Written instruction
Reproduce the listing below exactly. Pictures do not belong in the copy.

>> begin

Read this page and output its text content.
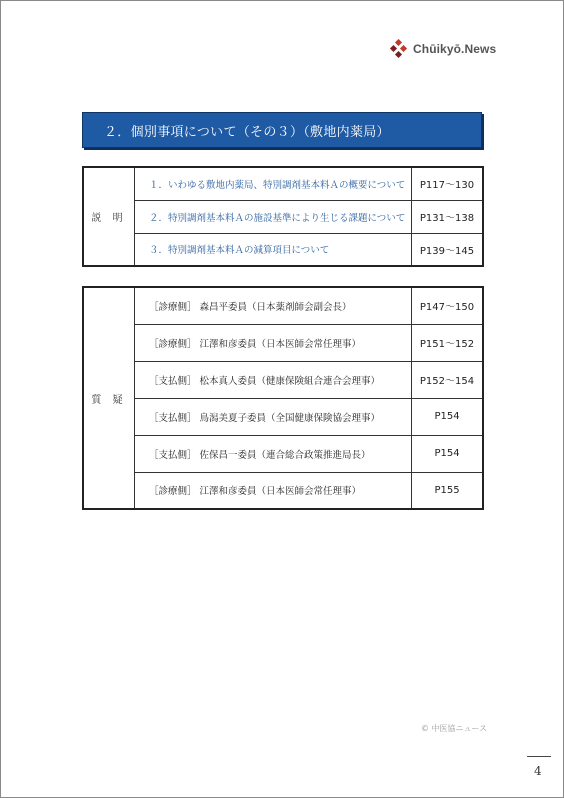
Chūikyō.News
２．個別事項について（その３）（敷地内薬局）
説 明	１．いわゆる敷地内薬局、特別調剤基本料Ａの概要について	P117～130
	２．特別調剤基本料Ａの施設基準により生じる課題について	P131～138
	３．特別調剤基本料Ａの減算項目について	P139～145
質 疑	［診療側］ 森昌平委員（日本薬剤師会副会長）	P147～150
	［診療側］ 江澤和彦委員（日本医師会常任理事）	P151～152
	［支払側］ 松本真人委員（健康保険組合連合会理事）	P152～154
	［支払側］ 鳥潟美夏子委員（全国健康保険協会理事）	P154
	［支払側］ 佐保昌一委員（連合総合政策推進局長）	P154
	［診療側］ 江澤和彦委員（日本医師会常任理事）	P155
© 中医協ニュース
4
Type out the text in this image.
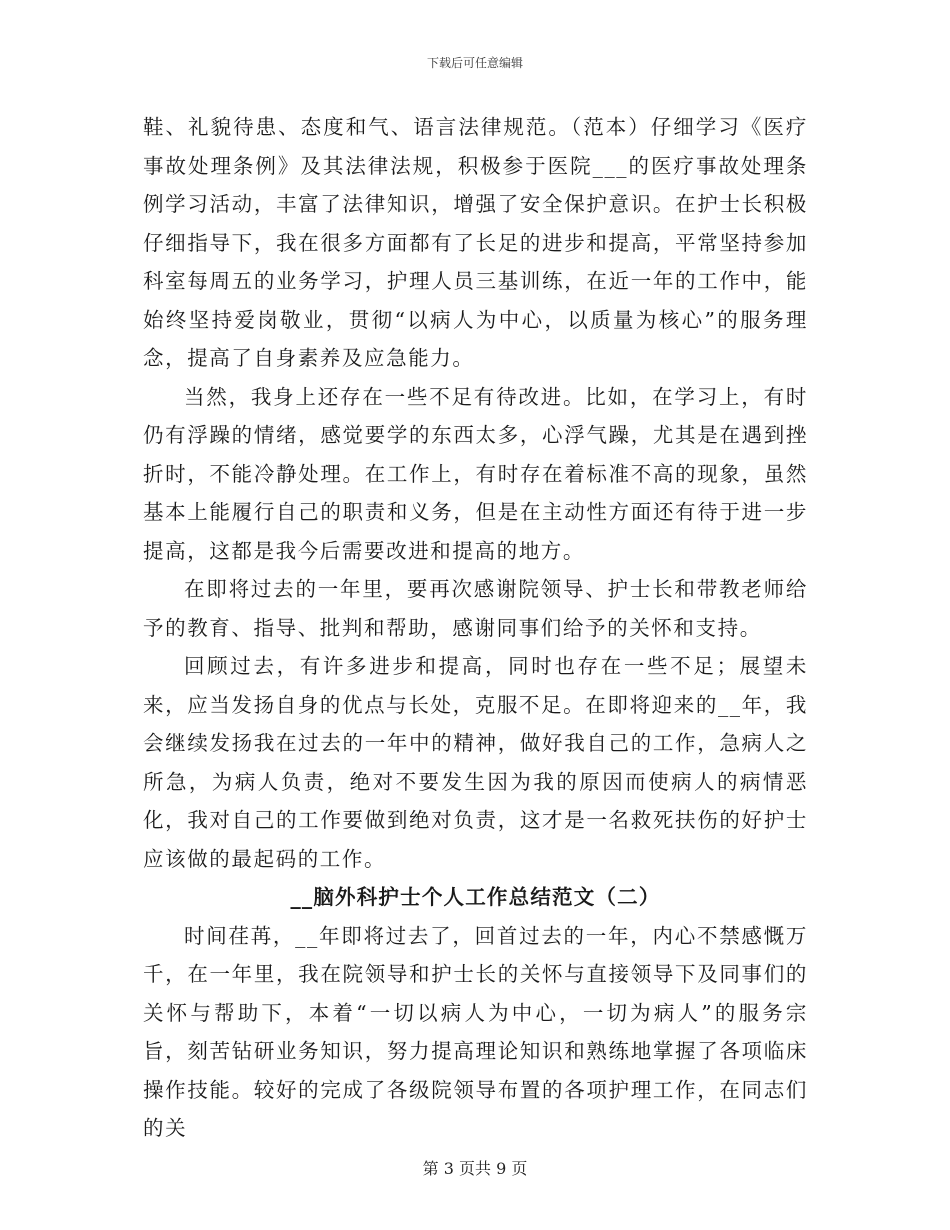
下载后可任意编辑

鞋、礼貌待患、态度和气、语言法律规范。（范本）仔细学习《医疗事故处理条例》及其法律法规，积极参于医院___的医疗事故处理条例学习活动，丰富了法律知识，增强了安全保护意识。在护士长积极仔细指导下，我在很多方面都有了长足的进步和提高，平常坚持参加科室每周五的业务学习，护理人员三基训练，在近一年的工作中，能始终坚持爱岗敬业，贯彻“以病人为中心，以质量为核心”的服务理念，提高了自身素养及应急能力。

当然，我身上还存在一些不足有待改进。比如，在学习上，有时仍有浮躁的情绪，感觉要学的东西太多，心浮气躁，尤其是在遇到挫折时，不能冷静处理。在工作上，有时存在着标准不高的现象，虽然基本上能履行自己的职责和义务，但是在主动性方面还有待于进一步提高，这都是我今后需要改进和提高的地方。

在即将过去的一年里，要再次感谢院领导、护士长和带教老师给予的教育、指导、批判和帮助，感谢同事们给予的关怀和支持。

回顾过去，有许多进步和提高，同时也存在一些不足；展望未来，应当发扬自身的优点与长处，克服不足。在即将迎来的__年，我会继续发扬我在过去的一年中的精神，做好我自己的工作，急病人之所急，为病人负责，绝对不要发生因为我的原因而使病人的病情恶化，我对自己的工作要做到绝对负责，这才是一名救死扶伤的好护士应该做的最起码的工作。

__脑外科护士个人工作总结范文（二）

时间荏苒，__年即将过去了，回首过去的一年，内心不禁感慨万千，在一年里，我在院领导和护士长的关怀与直接领导下及同事们的关怀与帮助下，本着“一切以病人为中心，一切为病人”的服务宗旨，刻苦钻研业务知识，努力提高理论知识和熟练地掌握了各项临床操作技能。较好的完成了各级院领导布置的各项护理工作，在同志们的关

第 3 页共 9 页
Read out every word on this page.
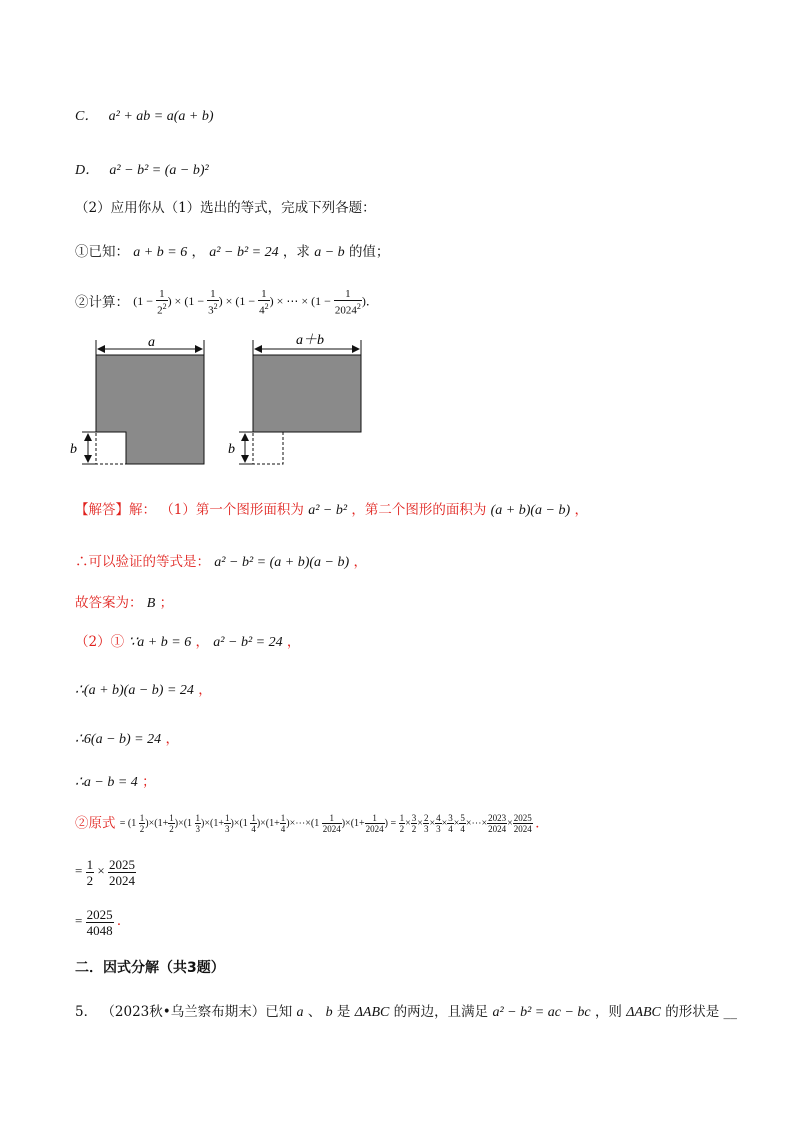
C． a² + ab = a(a + b)
D． a² − b² = (a − b)²
（2）应用你从（1）选出的等式，完成下列各题：
①已知： a + b = 6 ， a² − b² = 24 ，求 a − b 的值；
②计算： ($1 - \frac{1}{2^2}$ ) × ($1 - \frac{1}{3^2}$ ) × ($1 - \frac{1}{4^2}$ ) × ⋯ × ($1 - \frac{1}{2024^2}$ )．
a
b
a＋b
b
【解答】解： （1）第一个图形面积为 a² − b² ，第二个图形的面积为 (a + b)(a − b) ，
∴可以验证的等式是： a² − b² = (a + b)(a − b) ，
故答案为： B ；
（2）① ∵a + b = 6 ， a² − b² = 24 ，
∴(a + b)(a − b) = 24 ，
∴6(a − b) = 24 ，
∴a − b = 4 ；
②原式 = $(1 \frac{1}{2} )\times(1+ \frac{1}{2} )\times(1 \frac{1}{3} )\times(1+ \frac{1}{3} )\times(1 \frac{1}{4} )\times(1+ \frac{1}{4}$ )×⋯×(1 $\frac{1}{2024} )\times(1+ \frac{1}{2024}$ ) = $\frac{1}{2} \times \frac{3}{2} \times \frac{2}{3} \times \frac{4}{3} \times \frac{3}{4} \times \frac{5}{4}$ ×⋯× $\frac{2023}{2024} \times \frac{2025}{2024}$ ．
= $\frac{1}{2} \times \frac{2025}{2024}$
= $\frac{2025}{4048}$ ．
二．因式分解（共3题）
5． （2023秋•乌兰察布期末）已知 a 、 b 是 ΔABC 的两边，且满足 a² − b² = ac − bc ，则 ΔABC 的形状是 __
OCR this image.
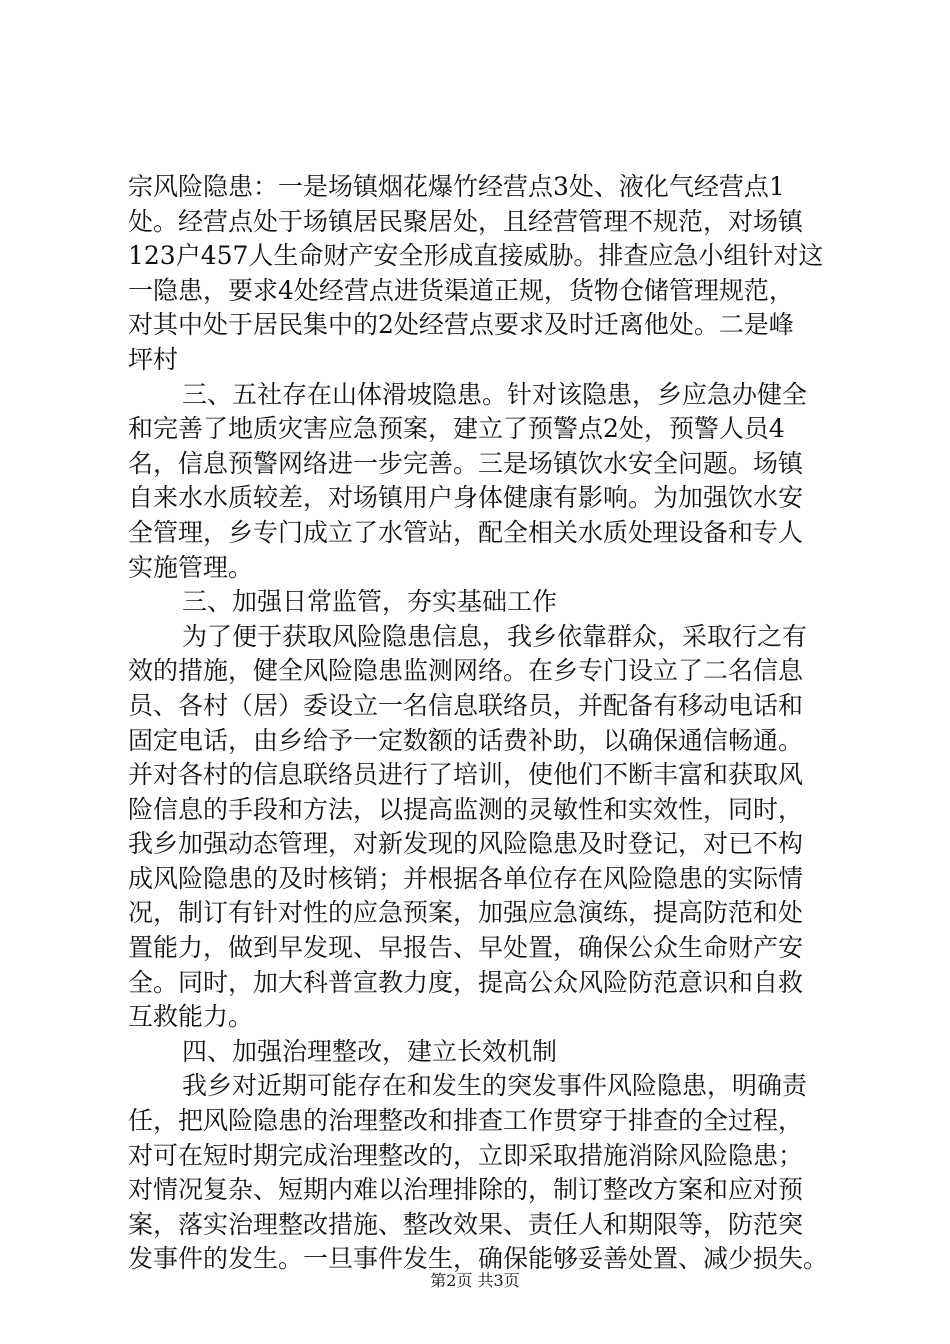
宗风险隐患：一是场镇烟花爆竹经营点3处、液化气经营点1
处。经营点处于场镇居民聚居处，且经营管理不规范，对场镇
123户457人生命财产安全形成直接威胁。排查应急小组针对这
一隐患，要求4处经营点进货渠道正规，货物仓储管理规范，
对其中处于居民集中的2处经营点要求及时迁离他处。二是峰
坪村
三、五社存在山体滑坡隐患。针对该隐患，乡应急办健全
和完善了地质灾害应急预案，建立了预警点2处，预警人员4
名，信息预警网络进一步完善。三是场镇饮水安全问题。场镇
自来水水质较差，对场镇用户身体健康有影响。为加强饮水安
全管理，乡专门成立了水管站，配全相关水质处理设备和专人
实施管理。
三、加强日常监管，夯实基础工作
为了便于获取风险隐患信息，我乡依靠群众，采取行之有
效的措施，健全风险隐患监测网络。在乡专门设立了二名信息
员、各村（居）委设立一名信息联络员，并配备有移动电话和
固定电话，由乡给予一定数额的话费补助，以确保通信畅通。
并对各村的信息联络员进行了培训，使他们不断丰富和获取风
险信息的手段和方法，以提高监测的灵敏性和实效性，同时，
我乡加强动态管理，对新发现的风险隐患及时登记，对已不构
成风险隐患的及时核销；并根据各单位存在风险隐患的实际情
况，制订有针对性的应急预案，加强应急演练，提高防范和处
置能力，做到早发现、早报告、早处置，确保公众生命财产安
全。同时，加大科普宣教力度，提高公众风险防范意识和自救
互救能力。
四、加强治理整改，建立长效机制
我乡对近期可能存在和发生的突发事件风险隐患，明确责
任，把风险隐患的治理整改和排查工作贯穿于排查的全过程，
对可在短时期完成治理整改的，立即采取措施消除风险隐患；
对情况复杂、短期内难以治理排除的，制订整改方案和应对预
案，落实治理整改措施、整改效果、责任人和期限等，防范突
发事件的发生。一旦事件发生，确保能够妥善处置、减少损失。
第2页 共3页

>> end

Response to this exercise
Read this page and output its text content.
Chūikyō.News
２．個別事項について（その３）（敷地内薬局）
説 明	１．いわゆる敷地内薬局、特別調剤基本料Ａの概要について	P117～130
	２．特別調剤基本料Ａの施設基準により生じる課題について	P131～138
	３．特別調剤基本料Ａの減算項目について	P139～145
質 疑	［診療側］ 森昌平委員（日本薬剤師会副会長）	P147～150
	［診療側］ 江澤和彦委員（日本医師会常任理事）	P151～152
	［支払側］ 松本真人委員（健康保険組合連合会理事）	P152～154
	［支払側］ 鳥潟美夏子委員（全国健康保険協会理事）	P154
	［支払側］ 佐保昌一委員（連合総合政策推進局長）	P154
	［診療側］ 江澤和彦委員（日本医師会常任理事）	P155
© 中医協ニュース
4
Type out the text in this image.
下载后可任意编辑

鞋、礼貌待患、态度和气、语言法律规范。（范本）仔细学习《医疗事故处理条例》及其法律法规，积极参于医院___的医疗事故处理条例学习活动，丰富了法律知识，增强了安全保护意识。在护士长积极仔细指导下，我在很多方面都有了长足的进步和提高，平常坚持参加科室每周五的业务学习，护理人员三基训练，在近一年的工作中，能始终坚持爱岗敬业，贯彻“以病人为中心，以质量为核心”的服务理念，提高了自身素养及应急能力。

当然，我身上还存在一些不足有待改进。比如，在学习上，有时仍有浮躁的情绪，感觉要学的东西太多，心浮气躁，尤其是在遇到挫折时，不能冷静处理。在工作上，有时存在着标准不高的现象，虽然基本上能履行自己的职责和义务，但是在主动性方面还有待于进一步提高，这都是我今后需要改进和提高的地方。

在即将过去的一年里，要再次感谢院领导、护士长和带教老师给予的教育、指导、批判和帮助，感谢同事们给予的关怀和支持。

回顾过去，有许多进步和提高，同时也存在一些不足；展望未来，应当发扬自身的优点与长处，克服不足。在即将迎来的__年，我会继续发扬我在过去的一年中的精神，做好我自己的工作，急病人之所急，为病人负责，绝对不要发生因为我的原因而使病人的病情恶化，我对自己的工作要做到绝对负责，这才是一名救死扶伤的好护士应该做的最起码的工作。

__脑外科护士个人工作总结范文（二）

时间荏苒，__年即将过去了，回首过去的一年，内心不禁感慨万千，在一年里，我在院领导和护士长的关怀与直接领导下及同事们的关怀与帮助下，本着“一切以病人为中心，一切为病人”的服务宗旨，刻苦钻研业务知识，努力提高理论知识和熟练地掌握了各项临床操作技能。较好的完成了各级院领导布置的各项护理工作，在同志们的关

第 3 页共 9 页
Read out every word on this page.
C． a² + ab = a(a + b)
D． a² − b² = (a − b)²
（2）应用你从（1）选出的等式，完成下列各题：
①已知： a + b = 6 ， a² − b² = 24 ，求 a − b 的值；
②计算： ($1 - \frac{1}{2^2}$ ) × ($1 - \frac{1}{3^2}$ ) × ($1 - \frac{1}{4^2}$ ) × ⋯ × ($1 - \frac{1}{2024^2}$ )．
a
b
a＋b
b
【解答】解： （1）第一个图形面积为 a² − b² ，第二个图形的面积为 (a + b)(a − b) ，
∴可以验证的等式是： a² − b² = (a + b)(a − b) ，
故答案为： B ；
（2）① ∵a + b = 6 ， a² − b² = 24 ，
∴(a + b)(a − b) = 24 ，
∴6(a − b) = 24 ，
∴a − b = 4 ；
②原式 = $(1 \frac{1}{2} )\times(1+ \frac{1}{2} )\times(1 \frac{1}{3} )\times(1+ \frac{1}{3} )\times(1 \frac{1}{4} )\times(1+ \frac{1}{4}$ )×⋯×(1 $\frac{1}{2024} )\times(1+ \frac{1}{2024}$ ) = $\frac{1}{2} \times \frac{3}{2} \times \frac{2}{3} \times \frac{4}{3} \times \frac{3}{4} \times \frac{5}{4}$ ×⋯× $\frac{2023}{2024} \times \frac{2025}{2024}$ ．
= $\frac{1}{2} \times \frac{2025}{2024}$
= $\frac{2025}{4048}$ ．
二．因式分解（共3题）
5． （2023秋•乌兰察布期末）已知 a 、 b 是 ΔABC 的两边，且满足 a² − b² = ac − bc ，则 ΔABC 的形状是 __
OCR this image.
宗风险隐患：一是场镇烟花爆竹经营点3处、液化气经营点1
处。经营点处于场镇居民聚居处，且经营管理不规范，对场镇
123户457人生命财产安全形成直接威胁。排查应急小组针对这
一隐患，要求4处经营点进货渠道正规，货物仓储管理规范，
对其中处于居民集中的2处经营点要求及时迁离他处。二是峰
坪村
三、五社存在山体滑坡隐患。针对该隐患，乡应急办健全
和完善了地质灾害应急预案，建立了预警点2处，预警人员4
名，信息预警网络进一步完善。三是场镇饮水安全问题。场镇
自来水水质较差，对场镇用户身体健康有影响。为加强饮水安
全管理，乡专门成立了水管站，配全相关水质处理设备和专人
实施管理。
三、加强日常监管，夯实基础工作
为了便于获取风险隐患信息，我乡依靠群众，采取行之有
效的措施，健全风险隐患监测网络。在乡专门设立了二名信息
员、各村（居）委设立一名信息联络员，并配备有移动电话和
固定电话，由乡给予一定数额的话费补助，以确保通信畅通。
并对各村的信息联络员进行了培训，使他们不断丰富和获取风
险信息的手段和方法，以提高监测的灵敏性和实效性，同时，
我乡加强动态管理，对新发现的风险隐患及时登记，对已不构
成风险隐患的及时核销；并根据各单位存在风险隐患的实际情
况，制订有针对性的应急预案，加强应急演练，提高防范和处
置能力，做到早发现、早报告、早处置，确保公众生命财产安
全。同时，加大科普宣教力度，提高公众风险防范意识和自救
互救能力。
四、加强治理整改，建立长效机制
我乡对近期可能存在和发生的突发事件风险隐患，明确责
任，把风险隐患的治理整改和排查工作贯穿于排查的全过程，
对可在短时期完成治理整改的，立即采取措施消除风险隐患；
对情况复杂、短期内难以治理排除的，制订整改方案和应对预
案，落实治理整改措施、整改效果、责任人和期限等，防范突
发事件的发生。一旦事件发生，确保能够妥善处置、减少损失。
第2页 共3页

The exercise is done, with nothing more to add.